* [Task to carry out]: Your task is to reproduce the material exactly.
* START Exercise data *
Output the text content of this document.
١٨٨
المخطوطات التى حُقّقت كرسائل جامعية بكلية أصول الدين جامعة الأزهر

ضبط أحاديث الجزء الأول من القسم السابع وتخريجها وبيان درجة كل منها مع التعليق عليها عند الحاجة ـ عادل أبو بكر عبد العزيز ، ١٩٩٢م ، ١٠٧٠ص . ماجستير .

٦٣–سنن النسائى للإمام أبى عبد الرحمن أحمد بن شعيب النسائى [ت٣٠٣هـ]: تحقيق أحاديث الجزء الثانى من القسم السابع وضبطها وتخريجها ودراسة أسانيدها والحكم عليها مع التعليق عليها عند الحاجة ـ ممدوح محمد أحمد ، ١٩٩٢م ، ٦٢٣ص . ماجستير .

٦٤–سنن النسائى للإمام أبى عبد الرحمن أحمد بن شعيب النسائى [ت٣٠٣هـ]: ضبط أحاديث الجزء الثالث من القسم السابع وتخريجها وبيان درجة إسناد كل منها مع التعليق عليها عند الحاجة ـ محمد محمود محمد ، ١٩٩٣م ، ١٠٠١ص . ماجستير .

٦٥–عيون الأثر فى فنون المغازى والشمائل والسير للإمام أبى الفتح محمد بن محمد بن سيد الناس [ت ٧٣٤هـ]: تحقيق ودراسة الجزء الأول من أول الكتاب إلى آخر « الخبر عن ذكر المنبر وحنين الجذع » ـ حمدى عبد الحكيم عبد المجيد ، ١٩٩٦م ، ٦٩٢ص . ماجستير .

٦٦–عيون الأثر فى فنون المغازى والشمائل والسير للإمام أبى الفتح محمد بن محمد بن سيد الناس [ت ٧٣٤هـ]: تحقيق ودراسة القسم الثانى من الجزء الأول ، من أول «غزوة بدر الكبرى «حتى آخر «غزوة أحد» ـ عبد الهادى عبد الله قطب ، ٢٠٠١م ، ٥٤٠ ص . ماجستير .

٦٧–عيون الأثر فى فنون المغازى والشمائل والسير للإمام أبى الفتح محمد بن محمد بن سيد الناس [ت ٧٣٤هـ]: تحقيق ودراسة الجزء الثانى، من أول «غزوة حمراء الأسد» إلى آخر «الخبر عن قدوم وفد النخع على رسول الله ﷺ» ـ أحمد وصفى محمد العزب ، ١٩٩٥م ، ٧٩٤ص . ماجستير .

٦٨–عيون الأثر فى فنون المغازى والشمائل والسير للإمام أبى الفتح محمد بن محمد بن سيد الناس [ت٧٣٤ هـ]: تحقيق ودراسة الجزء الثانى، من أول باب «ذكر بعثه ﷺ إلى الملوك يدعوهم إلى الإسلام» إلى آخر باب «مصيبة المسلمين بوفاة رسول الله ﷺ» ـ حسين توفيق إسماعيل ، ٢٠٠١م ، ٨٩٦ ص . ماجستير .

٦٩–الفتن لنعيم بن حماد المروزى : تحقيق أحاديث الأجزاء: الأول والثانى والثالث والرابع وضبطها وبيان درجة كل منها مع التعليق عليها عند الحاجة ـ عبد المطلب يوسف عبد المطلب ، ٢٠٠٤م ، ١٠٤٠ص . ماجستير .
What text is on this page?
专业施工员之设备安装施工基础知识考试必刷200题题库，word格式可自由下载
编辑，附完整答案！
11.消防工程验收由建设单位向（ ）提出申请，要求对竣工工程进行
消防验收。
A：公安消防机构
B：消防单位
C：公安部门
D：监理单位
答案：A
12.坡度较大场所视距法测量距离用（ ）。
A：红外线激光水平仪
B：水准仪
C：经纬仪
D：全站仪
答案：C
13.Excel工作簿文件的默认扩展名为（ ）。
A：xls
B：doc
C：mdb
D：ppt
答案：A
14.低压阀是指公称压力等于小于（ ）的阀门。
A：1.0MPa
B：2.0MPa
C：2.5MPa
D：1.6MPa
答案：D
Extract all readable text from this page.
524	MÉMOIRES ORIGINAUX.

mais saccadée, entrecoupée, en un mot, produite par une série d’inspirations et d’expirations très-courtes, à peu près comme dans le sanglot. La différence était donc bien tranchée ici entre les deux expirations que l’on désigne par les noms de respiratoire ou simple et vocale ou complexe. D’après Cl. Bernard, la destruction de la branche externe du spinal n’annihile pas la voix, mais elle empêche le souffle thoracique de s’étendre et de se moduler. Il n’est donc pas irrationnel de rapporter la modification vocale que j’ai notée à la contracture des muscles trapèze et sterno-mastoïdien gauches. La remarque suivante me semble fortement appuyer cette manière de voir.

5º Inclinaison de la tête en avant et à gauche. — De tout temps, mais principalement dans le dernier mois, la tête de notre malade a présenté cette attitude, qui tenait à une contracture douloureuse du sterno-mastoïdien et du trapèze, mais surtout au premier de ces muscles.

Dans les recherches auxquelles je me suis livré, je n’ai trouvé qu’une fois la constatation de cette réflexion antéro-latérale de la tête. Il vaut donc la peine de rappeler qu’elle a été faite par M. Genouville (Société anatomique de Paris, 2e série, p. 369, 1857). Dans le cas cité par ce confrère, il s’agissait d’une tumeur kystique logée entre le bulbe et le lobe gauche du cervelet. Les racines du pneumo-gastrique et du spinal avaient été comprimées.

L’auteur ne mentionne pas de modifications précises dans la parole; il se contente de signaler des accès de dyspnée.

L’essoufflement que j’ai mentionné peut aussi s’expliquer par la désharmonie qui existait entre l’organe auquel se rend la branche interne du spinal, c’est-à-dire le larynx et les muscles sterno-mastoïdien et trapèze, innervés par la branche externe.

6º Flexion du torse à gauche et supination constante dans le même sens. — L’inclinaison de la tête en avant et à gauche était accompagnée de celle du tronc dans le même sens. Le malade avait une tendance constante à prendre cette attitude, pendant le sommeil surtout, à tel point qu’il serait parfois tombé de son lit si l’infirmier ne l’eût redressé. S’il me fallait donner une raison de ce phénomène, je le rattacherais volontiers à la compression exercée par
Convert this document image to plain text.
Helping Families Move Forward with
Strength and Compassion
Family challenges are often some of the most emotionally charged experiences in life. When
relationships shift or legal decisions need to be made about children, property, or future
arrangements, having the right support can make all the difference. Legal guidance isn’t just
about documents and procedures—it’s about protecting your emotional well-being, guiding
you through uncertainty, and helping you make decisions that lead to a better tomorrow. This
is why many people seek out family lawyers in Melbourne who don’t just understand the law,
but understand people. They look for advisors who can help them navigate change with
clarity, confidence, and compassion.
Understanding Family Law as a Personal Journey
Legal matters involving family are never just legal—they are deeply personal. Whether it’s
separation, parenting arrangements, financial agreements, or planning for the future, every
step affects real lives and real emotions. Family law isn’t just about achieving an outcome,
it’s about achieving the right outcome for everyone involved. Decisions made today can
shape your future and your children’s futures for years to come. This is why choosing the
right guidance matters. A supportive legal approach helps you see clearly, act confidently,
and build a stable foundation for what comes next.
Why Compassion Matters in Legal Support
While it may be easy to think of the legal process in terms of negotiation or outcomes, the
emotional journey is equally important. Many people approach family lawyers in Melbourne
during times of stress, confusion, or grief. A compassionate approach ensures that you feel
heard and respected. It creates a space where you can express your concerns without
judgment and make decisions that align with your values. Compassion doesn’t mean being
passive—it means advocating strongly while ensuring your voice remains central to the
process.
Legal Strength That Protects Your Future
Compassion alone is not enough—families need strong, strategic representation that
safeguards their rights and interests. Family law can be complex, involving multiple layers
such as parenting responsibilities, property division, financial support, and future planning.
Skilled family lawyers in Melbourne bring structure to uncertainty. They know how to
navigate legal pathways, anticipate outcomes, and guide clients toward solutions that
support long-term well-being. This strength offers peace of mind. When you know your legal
* END Exercise data *
* [Response below]:
Output the text content of this document.
١٨٨
المخطوطات التى حُقّقت كرسائل جامعية بكلية أصول الدين جامعة الأزهر

ضبط أحاديث الجزء الأول من القسم السابع وتخريجها وبيان درجة كل منها مع التعليق عليها عند الحاجة ـ عادل أبو بكر عبد العزيز ، ١٩٩٢م ، ١٠٧٠ص . ماجستير .

٦٣–سنن النسائى للإمام أبى عبد الرحمن أحمد بن شعيب النسائى [ت٣٠٣هـ]: تحقيق أحاديث الجزء الثانى من القسم السابع وضبطها وتخريجها ودراسة أسانيدها والحكم عليها مع التعليق عليها عند الحاجة ـ ممدوح محمد أحمد ، ١٩٩٢م ، ٦٢٣ص . ماجستير .

٦٤–سنن النسائى للإمام أبى عبد الرحمن أحمد بن شعيب النسائى [ت٣٠٣هـ]: ضبط أحاديث الجزء الثالث من القسم السابع وتخريجها وبيان درجة إسناد كل منها مع التعليق عليها عند الحاجة ـ محمد محمود محمد ، ١٩٩٣م ، ١٠٠١ص . ماجستير .

٦٥–عيون الأثر فى فنون المغازى والشمائل والسير للإمام أبى الفتح محمد بن محمد بن سيد الناس [ت ٧٣٤هـ]: تحقيق ودراسة الجزء الأول من أول الكتاب إلى آخر « الخبر عن ذكر المنبر وحنين الجذع » ـ حمدى عبد الحكيم عبد المجيد ، ١٩٩٦م ، ٦٩٢ص . ماجستير .

٦٦–عيون الأثر فى فنون المغازى والشمائل والسير للإمام أبى الفتح محمد بن محمد بن سيد الناس [ت ٧٣٤هـ]: تحقيق ودراسة القسم الثانى من الجزء الأول ، من أول «غزوة بدر الكبرى «حتى آخر «غزوة أحد» ـ عبد الهادى عبد الله قطب ، ٢٠٠١م ، ٥٤٠ ص . ماجستير .

٦٧–عيون الأثر فى فنون المغازى والشمائل والسير للإمام أبى الفتح محمد بن محمد بن سيد الناس [ت ٧٣٤هـ]: تحقيق ودراسة الجزء الثانى، من أول «غزوة حمراء الأسد» إلى آخر «الخبر عن قدوم وفد النخع على رسول الله ﷺ» ـ أحمد وصفى محمد العزب ، ١٩٩٥م ، ٧٩٤ص . ماجستير .

٦٨–عيون الأثر فى فنون المغازى والشمائل والسير للإمام أبى الفتح محمد بن محمد بن سيد الناس [ت٧٣٤ هـ]: تحقيق ودراسة الجزء الثانى، من أول باب «ذكر بعثه ﷺ إلى الملوك يدعوهم إلى الإسلام» إلى آخر باب «مصيبة المسلمين بوفاة رسول الله ﷺ» ـ حسين توفيق إسماعيل ، ٢٠٠١م ، ٨٩٦ ص . ماجستير .

٦٩–الفتن لنعيم بن حماد المروزى : تحقيق أحاديث الأجزاء: الأول والثانى والثالث والرابع وضبطها وبيان درجة كل منها مع التعليق عليها عند الحاجة ـ عبد المطلب يوسف عبد المطلب ، ٢٠٠٤م ، ١٠٤٠ص . ماجستير .
What text is on this page?
专业施工员之设备安装施工基础知识考试必刷200题题库，word格式可自由下载
编辑，附完整答案！
11.消防工程验收由建设单位向（ ）提出申请，要求对竣工工程进行
消防验收。
A：公安消防机构
B：消防单位
C：公安部门
D：监理单位
答案：A
12.坡度较大场所视距法测量距离用（ ）。
A：红外线激光水平仪
B：水准仪
C：经纬仪
D：全站仪
答案：C
13.Excel工作簿文件的默认扩展名为（ ）。
A：xls
B：doc
C：mdb
D：ppt
答案：A
14.低压阀是指公称压力等于小于（ ）的阀门。
A：1.0MPa
B：2.0MPa
C：2.5MPa
D：1.6MPa
答案：D
Extract all readable text from this page.
524	MÉMOIRES ORIGINAUX.

mais saccadée, entrecoupée, en un mot, produite par une série d’inspirations et d’expirations très-courtes, à peu près comme dans le sanglot. La différence était donc bien tranchée ici entre les deux expirations que l’on désigne par les noms de respiratoire ou simple et vocale ou complexe. D’après Cl. Bernard, la destruction de la branche externe du spinal n’annihile pas la voix, mais elle empêche le souffle thoracique de s’étendre et de se moduler. Il n’est donc pas irrationnel de rapporter la modification vocale que j’ai notée à la contracture des muscles trapèze et sterno-mastoïdien gauches. La remarque suivante me semble fortement appuyer cette manière de voir.

5º Inclinaison de la tête en avant et à gauche. — De tout temps, mais principalement dans le dernier mois, la tête de notre malade a présenté cette attitude, qui tenait à une contracture douloureuse du sterno-mastoïdien et du trapèze, mais surtout au premier de ces muscles.

Dans les recherches auxquelles je me suis livré, je n’ai trouvé qu’une fois la constatation de cette réflexion antéro-latérale de la tête. Il vaut donc la peine de rappeler qu’elle a été faite par M. Genouville (Société anatomique de Paris, 2e série, p. 369, 1857). Dans le cas cité par ce confrère, il s’agissait d’une tumeur kystique logée entre le bulbe et le lobe gauche du cervelet. Les racines du pneumo-gastrique et du spinal avaient été comprimées.

L’auteur ne mentionne pas de modifications précises dans la parole; il se contente de signaler des accès de dyspnée.

L’essoufflement que j’ai mentionné peut aussi s’expliquer par la désharmonie qui existait entre l’organe auquel se rend la branche interne du spinal, c’est-à-dire le larynx et les muscles sterno-mastoïdien et trapèze, innervés par la branche externe.

6º Flexion du torse à gauche et supination constante dans le même sens. — L’inclinaison de la tête en avant et à gauche était accompagnée de celle du tronc dans le même sens. Le malade avait une tendance constante à prendre cette attitude, pendant le sommeil surtout, à tel point qu’il serait parfois tombé de son lit si l’infirmier ne l’eût redressé. S’il me fallait donner une raison de ce phénomène, je le rattacherais volontiers à la compression exercée par
Convert this document image to plain text.
Helping Families Move Forward with
Strength and Compassion
Family challenges are often some of the most emotionally charged experiences in life. When
relationships shift or legal decisions need to be made about children, property, or future
arrangements, having the right support can make all the difference. Legal guidance isn’t just
about documents and procedures—it’s about protecting your emotional well-being, guiding
you through uncertainty, and helping you make decisions that lead to a better tomorrow. This
is why many people seek out family lawyers in Melbourne who don’t just understand the law,
but understand people. They look for advisors who can help them navigate change with
clarity, confidence, and compassion.
Understanding Family Law as a Personal Journey
Legal matters involving family are never just legal—they are deeply personal. Whether it’s
separation, parenting arrangements, financial agreements, or planning for the future, every
step affects real lives and real emotions. Family law isn’t just about achieving an outcome,
it’s about achieving the right outcome for everyone involved. Decisions made today can
shape your future and your children’s futures for years to come. This is why choosing the
right guidance matters. A supportive legal approach helps you see clearly, act confidently,
and build a stable foundation for what comes next.
Why Compassion Matters in Legal Support
While it may be easy to think of the legal process in terms of negotiation or outcomes, the
emotional journey is equally important. Many people approach family lawyers in Melbourne
during times of stress, confusion, or grief. A compassionate approach ensures that you feel
heard and respected. It creates a space where you can express your concerns without
judgment and make decisions that align with your values. Compassion doesn’t mean being
passive—it means advocating strongly while ensuring your voice remains central to the
process.
Legal Strength That Protects Your Future
Compassion alone is not enough—families need strong, strategic representation that
safeguards their rights and interests. Family law can be complex, involving multiple layers
such as parenting responsibilities, property division, financial support, and future planning.
Skilled family lawyers in Melbourne bring structure to uncertainty. They know how to
navigate legal pathways, anticipate outcomes, and guide clients toward solutions that
support long-term well-being. This strength offers peace of mind. When you know your legal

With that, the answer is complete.